(Dataset records)
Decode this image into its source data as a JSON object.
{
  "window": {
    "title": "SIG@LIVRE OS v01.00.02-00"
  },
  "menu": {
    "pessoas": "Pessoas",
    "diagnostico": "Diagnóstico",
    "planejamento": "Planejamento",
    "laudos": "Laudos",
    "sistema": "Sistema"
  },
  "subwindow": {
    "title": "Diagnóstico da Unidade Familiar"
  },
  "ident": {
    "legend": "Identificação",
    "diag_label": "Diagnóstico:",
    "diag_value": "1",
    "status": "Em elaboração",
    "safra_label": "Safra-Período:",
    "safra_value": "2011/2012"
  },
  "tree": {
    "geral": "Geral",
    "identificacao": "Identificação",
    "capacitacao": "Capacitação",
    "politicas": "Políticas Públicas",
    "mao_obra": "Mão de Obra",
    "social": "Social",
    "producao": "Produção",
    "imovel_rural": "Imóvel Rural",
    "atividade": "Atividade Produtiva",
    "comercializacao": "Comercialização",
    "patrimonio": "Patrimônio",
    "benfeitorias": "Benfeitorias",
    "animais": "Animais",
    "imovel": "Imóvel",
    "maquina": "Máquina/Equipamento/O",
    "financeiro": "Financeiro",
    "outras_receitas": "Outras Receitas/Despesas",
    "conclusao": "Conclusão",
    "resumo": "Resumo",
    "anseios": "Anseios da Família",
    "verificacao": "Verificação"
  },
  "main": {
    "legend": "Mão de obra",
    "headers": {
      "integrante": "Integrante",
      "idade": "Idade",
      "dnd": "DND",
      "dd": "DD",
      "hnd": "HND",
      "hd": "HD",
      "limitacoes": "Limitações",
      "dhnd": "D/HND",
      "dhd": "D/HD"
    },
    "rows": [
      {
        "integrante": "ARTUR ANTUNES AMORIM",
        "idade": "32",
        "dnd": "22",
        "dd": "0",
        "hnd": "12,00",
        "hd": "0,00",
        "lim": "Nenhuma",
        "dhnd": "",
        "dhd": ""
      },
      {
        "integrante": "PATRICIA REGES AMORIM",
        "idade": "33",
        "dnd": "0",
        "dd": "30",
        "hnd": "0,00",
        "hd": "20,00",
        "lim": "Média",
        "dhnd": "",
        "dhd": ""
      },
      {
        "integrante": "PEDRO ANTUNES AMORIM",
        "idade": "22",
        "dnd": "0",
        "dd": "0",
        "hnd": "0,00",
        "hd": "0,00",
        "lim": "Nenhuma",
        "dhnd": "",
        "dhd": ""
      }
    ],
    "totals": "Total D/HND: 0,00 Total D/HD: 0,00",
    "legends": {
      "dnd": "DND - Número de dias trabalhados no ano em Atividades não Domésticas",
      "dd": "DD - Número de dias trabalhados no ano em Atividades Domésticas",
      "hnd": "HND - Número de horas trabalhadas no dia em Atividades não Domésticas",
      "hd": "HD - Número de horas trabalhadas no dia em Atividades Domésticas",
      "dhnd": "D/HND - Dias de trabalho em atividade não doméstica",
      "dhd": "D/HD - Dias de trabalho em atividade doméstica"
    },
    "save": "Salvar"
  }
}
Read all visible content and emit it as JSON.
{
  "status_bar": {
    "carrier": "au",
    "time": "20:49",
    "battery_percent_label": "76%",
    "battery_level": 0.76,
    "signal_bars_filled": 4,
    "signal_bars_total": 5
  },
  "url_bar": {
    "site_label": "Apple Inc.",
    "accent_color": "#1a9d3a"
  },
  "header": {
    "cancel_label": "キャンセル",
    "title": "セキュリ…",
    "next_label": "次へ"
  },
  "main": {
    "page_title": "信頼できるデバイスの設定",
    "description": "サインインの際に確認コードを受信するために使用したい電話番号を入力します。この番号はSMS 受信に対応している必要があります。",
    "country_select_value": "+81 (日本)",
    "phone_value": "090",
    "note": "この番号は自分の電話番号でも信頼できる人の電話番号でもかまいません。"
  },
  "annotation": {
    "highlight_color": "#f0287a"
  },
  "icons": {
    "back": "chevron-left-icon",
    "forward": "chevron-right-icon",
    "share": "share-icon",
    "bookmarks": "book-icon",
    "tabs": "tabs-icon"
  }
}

[Given request]
Using the entries above, find all lines with "Diagnóstico". Copy them.

[Task response]
    "diagnostico": "Diagnóstico",
    "title": "Diagnóstico da Unidade Familiar"
    "diag_label": "Diagnóstico:",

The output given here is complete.